DIRECTIONS -> Search the entries below. Return every line that has "осадка" in it.

== MATERIAL

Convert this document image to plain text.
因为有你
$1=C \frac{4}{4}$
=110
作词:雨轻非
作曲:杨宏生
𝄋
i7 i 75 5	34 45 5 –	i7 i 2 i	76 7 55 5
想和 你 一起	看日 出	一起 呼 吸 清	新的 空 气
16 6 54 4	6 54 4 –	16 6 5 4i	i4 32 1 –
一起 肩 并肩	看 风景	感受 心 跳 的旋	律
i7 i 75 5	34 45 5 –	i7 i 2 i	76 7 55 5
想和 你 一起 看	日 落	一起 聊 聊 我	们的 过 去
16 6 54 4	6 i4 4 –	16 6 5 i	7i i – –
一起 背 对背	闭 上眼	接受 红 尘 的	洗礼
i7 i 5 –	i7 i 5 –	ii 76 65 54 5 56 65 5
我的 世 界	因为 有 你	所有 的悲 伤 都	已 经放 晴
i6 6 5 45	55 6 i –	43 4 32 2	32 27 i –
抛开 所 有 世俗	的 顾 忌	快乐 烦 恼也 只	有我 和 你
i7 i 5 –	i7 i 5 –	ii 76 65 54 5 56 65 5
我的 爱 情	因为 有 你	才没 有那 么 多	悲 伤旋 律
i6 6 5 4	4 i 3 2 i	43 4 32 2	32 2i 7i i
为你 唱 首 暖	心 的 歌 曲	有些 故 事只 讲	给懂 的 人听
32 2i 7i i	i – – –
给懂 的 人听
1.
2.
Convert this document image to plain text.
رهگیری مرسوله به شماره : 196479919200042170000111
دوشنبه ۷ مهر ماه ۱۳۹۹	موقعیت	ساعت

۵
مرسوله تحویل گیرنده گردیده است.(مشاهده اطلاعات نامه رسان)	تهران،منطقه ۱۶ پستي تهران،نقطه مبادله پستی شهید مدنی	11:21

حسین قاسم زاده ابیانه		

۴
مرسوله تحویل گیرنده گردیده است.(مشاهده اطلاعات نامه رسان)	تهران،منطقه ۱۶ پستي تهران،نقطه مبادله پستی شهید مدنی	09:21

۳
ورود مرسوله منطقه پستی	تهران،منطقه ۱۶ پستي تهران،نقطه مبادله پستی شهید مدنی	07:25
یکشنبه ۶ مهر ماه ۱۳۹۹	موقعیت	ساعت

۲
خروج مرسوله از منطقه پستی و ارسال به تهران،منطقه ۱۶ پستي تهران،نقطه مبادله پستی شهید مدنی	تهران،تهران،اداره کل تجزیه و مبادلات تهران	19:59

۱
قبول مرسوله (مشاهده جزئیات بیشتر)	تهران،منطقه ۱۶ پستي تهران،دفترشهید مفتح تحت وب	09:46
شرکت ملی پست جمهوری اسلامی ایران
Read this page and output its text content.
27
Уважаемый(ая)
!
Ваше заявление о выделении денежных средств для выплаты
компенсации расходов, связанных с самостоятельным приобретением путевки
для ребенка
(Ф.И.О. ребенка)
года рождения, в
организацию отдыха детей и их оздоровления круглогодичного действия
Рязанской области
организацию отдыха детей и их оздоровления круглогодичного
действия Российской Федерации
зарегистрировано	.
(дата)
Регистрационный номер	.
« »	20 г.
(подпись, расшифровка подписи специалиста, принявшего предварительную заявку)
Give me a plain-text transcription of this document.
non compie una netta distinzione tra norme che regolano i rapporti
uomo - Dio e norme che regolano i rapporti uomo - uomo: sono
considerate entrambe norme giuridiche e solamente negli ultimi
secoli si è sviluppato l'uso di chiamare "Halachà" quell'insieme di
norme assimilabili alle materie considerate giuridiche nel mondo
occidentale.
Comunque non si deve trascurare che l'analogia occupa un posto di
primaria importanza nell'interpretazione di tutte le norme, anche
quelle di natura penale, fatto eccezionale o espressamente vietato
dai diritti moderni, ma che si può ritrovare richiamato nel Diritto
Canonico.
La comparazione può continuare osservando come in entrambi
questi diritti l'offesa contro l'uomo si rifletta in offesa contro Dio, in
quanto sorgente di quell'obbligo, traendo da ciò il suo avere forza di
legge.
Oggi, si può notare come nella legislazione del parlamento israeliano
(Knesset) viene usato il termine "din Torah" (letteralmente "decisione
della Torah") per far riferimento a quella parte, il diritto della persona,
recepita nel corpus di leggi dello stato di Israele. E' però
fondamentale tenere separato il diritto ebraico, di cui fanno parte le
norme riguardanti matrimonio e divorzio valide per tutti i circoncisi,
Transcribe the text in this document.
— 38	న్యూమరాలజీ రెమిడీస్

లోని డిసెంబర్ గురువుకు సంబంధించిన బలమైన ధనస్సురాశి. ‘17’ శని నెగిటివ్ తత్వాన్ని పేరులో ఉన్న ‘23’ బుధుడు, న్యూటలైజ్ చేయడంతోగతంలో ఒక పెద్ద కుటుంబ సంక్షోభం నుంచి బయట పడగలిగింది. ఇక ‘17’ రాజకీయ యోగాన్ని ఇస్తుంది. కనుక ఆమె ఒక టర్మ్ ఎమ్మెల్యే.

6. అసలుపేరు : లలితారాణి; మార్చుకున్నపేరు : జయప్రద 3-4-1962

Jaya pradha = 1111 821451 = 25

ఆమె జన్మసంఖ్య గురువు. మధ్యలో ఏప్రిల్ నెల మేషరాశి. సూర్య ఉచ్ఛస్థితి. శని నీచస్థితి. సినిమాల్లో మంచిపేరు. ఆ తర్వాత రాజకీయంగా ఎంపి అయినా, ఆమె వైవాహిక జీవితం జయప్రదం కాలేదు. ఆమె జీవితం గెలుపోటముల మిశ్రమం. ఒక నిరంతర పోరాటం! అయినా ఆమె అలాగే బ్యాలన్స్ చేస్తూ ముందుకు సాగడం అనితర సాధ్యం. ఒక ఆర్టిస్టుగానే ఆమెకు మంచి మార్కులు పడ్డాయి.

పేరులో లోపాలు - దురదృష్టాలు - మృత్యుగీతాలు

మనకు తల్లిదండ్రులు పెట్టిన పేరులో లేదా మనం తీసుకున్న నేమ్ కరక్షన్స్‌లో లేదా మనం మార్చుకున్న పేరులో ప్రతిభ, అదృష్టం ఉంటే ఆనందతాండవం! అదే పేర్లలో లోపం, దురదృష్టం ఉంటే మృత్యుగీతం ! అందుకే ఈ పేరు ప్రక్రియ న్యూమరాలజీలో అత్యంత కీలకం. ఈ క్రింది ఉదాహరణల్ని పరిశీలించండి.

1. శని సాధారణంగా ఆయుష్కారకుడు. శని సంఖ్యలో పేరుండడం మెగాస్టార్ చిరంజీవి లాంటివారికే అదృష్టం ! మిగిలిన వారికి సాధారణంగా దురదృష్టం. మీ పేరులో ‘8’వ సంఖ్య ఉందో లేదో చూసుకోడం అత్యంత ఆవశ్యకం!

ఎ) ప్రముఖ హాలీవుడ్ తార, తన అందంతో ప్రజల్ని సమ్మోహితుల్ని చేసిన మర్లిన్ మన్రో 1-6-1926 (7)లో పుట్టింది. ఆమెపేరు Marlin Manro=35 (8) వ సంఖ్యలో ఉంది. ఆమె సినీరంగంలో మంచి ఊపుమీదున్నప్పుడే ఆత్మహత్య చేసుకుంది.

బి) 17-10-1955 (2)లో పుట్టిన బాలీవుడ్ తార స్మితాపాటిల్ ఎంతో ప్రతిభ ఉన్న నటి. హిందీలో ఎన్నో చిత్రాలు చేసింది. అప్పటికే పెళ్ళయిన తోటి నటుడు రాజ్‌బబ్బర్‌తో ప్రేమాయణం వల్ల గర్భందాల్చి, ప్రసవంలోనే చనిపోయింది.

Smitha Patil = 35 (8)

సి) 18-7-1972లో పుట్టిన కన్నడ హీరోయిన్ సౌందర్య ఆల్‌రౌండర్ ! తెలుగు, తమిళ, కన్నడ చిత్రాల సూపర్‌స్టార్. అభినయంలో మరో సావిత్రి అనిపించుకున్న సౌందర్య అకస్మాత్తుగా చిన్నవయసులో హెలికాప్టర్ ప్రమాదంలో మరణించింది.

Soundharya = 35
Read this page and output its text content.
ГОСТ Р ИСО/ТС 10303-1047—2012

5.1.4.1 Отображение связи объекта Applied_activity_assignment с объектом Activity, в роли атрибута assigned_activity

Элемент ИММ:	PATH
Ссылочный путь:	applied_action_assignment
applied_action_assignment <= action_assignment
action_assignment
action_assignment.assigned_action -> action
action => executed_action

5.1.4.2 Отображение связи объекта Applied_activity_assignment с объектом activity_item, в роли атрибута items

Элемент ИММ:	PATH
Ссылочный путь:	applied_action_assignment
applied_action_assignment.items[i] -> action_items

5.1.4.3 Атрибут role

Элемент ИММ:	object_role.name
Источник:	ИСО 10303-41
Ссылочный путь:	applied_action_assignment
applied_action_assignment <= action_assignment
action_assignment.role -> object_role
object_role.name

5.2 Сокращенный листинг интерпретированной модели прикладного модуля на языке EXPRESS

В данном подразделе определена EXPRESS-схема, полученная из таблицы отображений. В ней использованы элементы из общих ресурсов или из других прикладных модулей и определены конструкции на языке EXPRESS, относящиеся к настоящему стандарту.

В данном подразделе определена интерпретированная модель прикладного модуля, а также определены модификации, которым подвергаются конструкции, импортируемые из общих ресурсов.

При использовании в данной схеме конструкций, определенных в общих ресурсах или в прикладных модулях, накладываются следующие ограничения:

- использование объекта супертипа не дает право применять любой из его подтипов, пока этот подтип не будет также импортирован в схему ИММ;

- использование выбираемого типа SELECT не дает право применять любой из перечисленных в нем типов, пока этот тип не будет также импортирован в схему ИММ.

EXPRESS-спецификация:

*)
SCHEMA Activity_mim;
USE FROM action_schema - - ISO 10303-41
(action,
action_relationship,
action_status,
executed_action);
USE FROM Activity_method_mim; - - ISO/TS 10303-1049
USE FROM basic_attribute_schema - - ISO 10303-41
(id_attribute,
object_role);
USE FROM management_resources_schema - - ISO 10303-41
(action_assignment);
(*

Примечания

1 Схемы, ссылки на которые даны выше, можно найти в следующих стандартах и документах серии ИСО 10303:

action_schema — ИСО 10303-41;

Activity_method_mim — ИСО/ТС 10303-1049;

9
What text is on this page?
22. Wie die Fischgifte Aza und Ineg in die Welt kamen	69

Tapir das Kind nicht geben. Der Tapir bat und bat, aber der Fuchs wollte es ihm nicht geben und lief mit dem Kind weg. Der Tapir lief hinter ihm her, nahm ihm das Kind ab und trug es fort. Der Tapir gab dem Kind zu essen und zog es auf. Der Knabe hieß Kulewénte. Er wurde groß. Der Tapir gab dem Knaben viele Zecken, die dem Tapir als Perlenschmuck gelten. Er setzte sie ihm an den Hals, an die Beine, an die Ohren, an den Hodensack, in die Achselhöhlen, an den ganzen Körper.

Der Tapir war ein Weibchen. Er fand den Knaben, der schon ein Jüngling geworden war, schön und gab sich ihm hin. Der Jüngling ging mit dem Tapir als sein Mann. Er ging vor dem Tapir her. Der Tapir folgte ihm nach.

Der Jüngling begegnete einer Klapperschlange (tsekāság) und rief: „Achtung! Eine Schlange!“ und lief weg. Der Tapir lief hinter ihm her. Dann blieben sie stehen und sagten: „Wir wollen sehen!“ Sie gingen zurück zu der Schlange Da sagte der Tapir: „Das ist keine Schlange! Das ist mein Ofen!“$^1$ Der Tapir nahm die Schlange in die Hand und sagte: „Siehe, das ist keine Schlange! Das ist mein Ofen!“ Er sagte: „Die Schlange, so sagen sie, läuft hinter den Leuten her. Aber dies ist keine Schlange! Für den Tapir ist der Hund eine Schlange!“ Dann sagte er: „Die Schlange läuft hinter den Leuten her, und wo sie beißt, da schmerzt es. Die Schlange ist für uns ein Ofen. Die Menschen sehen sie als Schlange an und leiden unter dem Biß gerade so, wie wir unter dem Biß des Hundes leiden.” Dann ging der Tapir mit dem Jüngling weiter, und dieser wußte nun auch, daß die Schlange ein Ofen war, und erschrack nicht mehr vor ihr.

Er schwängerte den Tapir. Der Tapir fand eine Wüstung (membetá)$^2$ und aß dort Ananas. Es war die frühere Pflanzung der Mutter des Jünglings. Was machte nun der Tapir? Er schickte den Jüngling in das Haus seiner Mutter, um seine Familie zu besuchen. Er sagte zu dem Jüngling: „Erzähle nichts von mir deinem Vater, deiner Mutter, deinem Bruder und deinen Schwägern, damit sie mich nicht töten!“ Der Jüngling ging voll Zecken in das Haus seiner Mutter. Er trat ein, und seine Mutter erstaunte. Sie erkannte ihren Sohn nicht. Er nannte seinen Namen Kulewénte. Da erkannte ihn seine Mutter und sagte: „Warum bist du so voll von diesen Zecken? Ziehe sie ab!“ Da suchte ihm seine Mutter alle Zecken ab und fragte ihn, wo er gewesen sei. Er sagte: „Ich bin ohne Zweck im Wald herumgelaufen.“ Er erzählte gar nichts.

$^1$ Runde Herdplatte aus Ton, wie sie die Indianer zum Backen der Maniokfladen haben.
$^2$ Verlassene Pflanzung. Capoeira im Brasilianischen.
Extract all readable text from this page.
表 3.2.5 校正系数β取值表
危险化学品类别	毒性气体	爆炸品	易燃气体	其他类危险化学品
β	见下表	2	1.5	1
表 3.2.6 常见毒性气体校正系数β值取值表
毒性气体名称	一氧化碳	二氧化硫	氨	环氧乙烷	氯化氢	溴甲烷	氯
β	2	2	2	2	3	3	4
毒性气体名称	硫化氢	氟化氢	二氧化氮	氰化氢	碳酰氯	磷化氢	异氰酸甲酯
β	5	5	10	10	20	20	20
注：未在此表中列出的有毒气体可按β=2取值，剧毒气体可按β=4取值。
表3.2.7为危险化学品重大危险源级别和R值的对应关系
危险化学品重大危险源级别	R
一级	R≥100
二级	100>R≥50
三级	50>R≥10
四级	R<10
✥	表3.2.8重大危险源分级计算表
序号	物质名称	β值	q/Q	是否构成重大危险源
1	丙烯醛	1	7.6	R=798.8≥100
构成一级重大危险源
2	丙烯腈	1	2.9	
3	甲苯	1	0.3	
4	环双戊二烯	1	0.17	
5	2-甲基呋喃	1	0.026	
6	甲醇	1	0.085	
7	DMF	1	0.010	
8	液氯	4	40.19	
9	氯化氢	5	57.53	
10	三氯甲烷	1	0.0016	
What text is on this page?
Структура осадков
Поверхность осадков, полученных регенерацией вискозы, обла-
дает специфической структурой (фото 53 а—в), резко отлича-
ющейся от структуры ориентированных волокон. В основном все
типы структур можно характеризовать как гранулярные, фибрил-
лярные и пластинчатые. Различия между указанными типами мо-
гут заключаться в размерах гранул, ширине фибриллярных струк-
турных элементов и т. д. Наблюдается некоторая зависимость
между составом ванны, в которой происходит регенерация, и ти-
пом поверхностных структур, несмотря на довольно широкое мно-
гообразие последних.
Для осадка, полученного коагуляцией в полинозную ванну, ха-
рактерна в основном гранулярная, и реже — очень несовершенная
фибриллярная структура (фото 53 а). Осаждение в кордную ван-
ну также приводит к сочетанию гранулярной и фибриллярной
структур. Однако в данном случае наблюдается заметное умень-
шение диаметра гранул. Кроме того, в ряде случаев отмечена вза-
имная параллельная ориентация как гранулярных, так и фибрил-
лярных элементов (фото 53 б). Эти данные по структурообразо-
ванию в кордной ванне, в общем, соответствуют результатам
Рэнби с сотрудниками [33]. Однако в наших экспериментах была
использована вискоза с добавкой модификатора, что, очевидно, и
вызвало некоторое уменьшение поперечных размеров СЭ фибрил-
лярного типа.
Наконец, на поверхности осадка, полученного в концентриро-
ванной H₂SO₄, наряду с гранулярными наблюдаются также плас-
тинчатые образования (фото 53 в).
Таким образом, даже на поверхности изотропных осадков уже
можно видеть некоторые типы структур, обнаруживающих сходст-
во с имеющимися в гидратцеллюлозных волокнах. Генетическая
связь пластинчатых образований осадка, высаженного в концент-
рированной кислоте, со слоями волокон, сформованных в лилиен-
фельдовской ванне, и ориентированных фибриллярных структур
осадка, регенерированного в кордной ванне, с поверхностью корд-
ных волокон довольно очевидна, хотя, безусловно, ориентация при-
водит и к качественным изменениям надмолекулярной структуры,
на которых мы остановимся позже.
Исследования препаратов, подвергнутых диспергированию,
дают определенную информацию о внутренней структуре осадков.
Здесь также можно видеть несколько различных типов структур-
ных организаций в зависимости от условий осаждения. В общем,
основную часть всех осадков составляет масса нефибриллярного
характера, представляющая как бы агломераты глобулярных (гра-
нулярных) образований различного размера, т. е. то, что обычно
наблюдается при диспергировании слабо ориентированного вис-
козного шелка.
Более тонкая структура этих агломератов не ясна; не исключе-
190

====

RESPONSE TO THE EXERCISE ->
Для осадка, полученного коагуляцией в полинозную ванну, ха-
Наконец, на поверхности осадка, полученного в концентриро-
связь пластинчатых образований осадка, высаженного в концент-
осадка, регенерированного в кордной ванне, с поверхностью корд-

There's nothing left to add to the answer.